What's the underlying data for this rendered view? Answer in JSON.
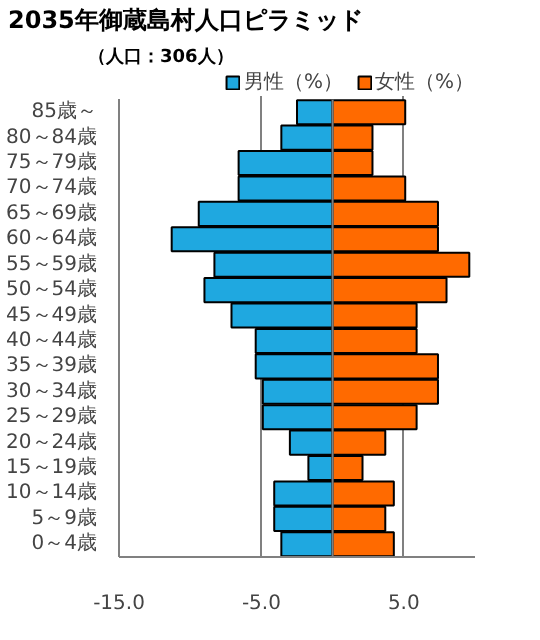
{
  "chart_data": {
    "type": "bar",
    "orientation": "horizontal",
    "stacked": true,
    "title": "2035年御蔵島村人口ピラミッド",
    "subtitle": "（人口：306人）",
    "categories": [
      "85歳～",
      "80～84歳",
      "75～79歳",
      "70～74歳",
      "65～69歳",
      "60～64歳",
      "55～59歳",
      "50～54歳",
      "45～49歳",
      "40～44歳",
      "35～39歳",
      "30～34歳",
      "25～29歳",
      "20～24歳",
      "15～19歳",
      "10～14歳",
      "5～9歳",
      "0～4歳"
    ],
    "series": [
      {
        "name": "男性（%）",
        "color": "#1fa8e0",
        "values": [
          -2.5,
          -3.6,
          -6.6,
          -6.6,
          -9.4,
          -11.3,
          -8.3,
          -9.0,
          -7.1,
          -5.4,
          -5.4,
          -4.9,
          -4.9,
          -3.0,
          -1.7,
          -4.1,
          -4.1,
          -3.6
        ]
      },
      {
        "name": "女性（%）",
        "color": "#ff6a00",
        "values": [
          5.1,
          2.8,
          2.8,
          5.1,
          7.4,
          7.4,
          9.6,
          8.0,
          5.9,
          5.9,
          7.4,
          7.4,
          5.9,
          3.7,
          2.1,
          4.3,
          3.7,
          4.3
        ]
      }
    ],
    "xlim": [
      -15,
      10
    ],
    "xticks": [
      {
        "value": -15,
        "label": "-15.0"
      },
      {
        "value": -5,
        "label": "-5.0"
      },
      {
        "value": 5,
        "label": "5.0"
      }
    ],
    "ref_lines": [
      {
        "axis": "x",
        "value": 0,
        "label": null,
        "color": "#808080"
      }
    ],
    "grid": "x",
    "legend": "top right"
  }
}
--
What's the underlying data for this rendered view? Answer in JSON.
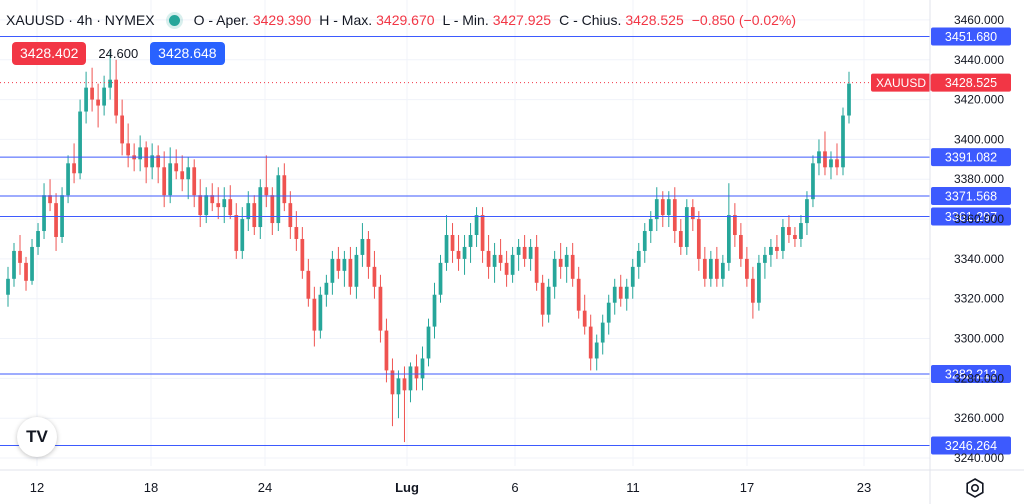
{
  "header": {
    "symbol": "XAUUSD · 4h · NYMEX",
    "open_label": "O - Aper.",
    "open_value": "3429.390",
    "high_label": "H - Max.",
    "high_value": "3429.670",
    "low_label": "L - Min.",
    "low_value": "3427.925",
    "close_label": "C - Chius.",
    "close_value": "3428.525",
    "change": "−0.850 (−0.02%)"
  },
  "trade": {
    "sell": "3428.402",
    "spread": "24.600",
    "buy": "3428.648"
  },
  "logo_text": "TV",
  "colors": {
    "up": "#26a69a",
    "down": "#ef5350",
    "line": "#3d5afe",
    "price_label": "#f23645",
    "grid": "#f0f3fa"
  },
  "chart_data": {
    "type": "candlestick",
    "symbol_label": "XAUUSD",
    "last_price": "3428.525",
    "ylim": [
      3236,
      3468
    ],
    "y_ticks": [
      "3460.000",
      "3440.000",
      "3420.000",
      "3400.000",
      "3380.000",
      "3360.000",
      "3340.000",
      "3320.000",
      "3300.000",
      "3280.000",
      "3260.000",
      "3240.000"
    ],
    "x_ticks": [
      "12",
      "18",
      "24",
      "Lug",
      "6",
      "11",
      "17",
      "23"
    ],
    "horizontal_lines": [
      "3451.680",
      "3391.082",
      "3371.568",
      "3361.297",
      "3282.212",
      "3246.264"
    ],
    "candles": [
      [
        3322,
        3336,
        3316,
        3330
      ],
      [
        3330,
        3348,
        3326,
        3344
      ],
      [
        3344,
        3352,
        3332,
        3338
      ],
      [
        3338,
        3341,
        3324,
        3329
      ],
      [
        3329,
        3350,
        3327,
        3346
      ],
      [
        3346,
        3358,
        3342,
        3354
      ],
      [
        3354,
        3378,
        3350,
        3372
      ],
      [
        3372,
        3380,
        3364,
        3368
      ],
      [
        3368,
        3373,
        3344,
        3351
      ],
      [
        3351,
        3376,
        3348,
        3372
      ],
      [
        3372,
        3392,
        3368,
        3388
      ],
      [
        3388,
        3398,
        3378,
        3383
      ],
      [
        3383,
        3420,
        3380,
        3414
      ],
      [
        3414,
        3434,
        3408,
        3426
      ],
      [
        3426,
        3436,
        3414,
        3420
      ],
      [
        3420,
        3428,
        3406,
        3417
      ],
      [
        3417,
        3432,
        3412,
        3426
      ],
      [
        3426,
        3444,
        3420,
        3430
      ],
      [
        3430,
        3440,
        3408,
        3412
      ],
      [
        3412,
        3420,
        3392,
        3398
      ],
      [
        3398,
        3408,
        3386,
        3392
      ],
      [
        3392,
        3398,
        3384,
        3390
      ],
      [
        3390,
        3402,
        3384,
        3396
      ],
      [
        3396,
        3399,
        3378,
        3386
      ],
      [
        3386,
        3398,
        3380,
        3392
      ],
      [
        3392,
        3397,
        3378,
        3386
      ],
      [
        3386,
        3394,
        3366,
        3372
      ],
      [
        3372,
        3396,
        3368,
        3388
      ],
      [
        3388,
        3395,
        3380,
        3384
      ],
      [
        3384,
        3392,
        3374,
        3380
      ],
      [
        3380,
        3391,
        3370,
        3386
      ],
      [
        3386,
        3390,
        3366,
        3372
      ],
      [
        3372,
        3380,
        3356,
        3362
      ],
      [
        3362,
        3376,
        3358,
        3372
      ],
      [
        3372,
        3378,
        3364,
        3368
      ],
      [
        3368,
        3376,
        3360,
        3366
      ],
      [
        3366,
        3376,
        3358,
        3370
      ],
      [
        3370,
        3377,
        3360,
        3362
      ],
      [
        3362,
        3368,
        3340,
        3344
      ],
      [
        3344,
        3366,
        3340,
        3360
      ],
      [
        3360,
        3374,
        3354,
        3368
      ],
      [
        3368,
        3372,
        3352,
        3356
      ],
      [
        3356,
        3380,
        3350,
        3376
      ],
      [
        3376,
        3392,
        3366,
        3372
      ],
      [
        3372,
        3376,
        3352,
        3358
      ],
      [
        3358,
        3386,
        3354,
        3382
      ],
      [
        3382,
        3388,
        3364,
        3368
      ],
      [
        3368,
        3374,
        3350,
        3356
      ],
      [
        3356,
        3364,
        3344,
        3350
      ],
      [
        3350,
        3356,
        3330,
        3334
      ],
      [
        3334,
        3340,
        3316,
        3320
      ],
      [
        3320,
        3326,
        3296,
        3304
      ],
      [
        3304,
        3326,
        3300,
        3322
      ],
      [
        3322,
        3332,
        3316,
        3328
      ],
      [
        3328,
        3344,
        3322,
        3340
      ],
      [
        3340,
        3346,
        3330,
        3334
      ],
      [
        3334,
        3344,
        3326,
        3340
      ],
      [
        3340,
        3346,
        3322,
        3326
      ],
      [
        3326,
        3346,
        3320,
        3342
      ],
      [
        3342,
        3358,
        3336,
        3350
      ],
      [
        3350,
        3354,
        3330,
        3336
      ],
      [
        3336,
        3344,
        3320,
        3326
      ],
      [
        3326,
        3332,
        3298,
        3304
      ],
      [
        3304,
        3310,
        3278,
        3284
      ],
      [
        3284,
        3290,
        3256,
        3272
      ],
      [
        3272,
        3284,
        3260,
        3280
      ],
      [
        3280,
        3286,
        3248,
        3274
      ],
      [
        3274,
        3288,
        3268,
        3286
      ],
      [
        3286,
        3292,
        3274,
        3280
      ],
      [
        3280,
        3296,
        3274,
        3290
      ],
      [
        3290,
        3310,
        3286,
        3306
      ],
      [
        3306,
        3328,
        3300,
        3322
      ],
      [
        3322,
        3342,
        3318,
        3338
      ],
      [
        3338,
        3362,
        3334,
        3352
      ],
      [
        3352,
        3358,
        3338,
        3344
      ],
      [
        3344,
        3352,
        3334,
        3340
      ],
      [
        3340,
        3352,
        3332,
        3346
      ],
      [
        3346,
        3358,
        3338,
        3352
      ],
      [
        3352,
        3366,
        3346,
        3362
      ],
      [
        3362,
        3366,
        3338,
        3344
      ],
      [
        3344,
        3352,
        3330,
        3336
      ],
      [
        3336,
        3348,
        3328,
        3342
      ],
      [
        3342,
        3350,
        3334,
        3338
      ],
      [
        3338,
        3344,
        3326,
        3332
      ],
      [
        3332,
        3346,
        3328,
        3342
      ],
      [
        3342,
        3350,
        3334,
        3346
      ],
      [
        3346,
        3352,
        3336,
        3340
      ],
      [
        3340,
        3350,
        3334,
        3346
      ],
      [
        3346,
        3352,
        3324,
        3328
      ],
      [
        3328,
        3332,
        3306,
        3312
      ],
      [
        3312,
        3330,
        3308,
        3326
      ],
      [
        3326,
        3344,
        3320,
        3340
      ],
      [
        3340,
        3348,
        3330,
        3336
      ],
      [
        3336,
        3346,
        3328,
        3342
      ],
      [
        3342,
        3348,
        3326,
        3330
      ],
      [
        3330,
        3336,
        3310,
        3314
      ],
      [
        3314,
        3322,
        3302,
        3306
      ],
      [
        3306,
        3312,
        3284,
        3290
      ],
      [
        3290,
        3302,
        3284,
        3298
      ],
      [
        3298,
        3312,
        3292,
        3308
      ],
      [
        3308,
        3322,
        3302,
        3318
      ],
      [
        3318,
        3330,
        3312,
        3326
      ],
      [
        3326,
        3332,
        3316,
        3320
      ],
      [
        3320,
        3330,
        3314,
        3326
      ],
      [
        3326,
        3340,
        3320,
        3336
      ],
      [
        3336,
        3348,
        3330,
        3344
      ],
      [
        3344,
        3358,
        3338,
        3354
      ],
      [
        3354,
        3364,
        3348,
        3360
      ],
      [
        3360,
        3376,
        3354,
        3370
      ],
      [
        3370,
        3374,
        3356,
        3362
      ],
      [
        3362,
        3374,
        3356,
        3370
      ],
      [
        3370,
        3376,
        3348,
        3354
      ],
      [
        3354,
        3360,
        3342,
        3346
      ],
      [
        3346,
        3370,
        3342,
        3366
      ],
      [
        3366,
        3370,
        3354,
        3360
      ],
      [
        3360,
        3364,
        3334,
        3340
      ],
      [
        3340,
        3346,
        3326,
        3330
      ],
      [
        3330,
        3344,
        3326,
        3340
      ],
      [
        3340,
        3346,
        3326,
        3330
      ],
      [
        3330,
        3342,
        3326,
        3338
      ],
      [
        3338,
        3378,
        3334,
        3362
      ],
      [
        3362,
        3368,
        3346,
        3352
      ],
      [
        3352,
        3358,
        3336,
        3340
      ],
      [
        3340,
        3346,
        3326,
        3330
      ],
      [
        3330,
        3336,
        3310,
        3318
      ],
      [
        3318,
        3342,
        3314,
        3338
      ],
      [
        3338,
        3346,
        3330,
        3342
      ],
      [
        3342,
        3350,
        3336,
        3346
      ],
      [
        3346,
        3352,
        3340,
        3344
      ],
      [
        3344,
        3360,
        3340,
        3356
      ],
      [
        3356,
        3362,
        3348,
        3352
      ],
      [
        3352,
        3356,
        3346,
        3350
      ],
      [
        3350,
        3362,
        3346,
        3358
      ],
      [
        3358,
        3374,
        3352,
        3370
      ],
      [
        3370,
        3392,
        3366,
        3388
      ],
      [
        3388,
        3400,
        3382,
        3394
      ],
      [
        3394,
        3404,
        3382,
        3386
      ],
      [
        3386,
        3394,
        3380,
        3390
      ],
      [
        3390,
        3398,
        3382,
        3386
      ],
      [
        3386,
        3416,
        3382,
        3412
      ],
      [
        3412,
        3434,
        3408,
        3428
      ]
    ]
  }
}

PROBLEM REQUIREMENTS ▸ Count the lines in the entries that hold the word "XAUUSD", and give nothing but the total.

WORKED SOLUTION ▸ 2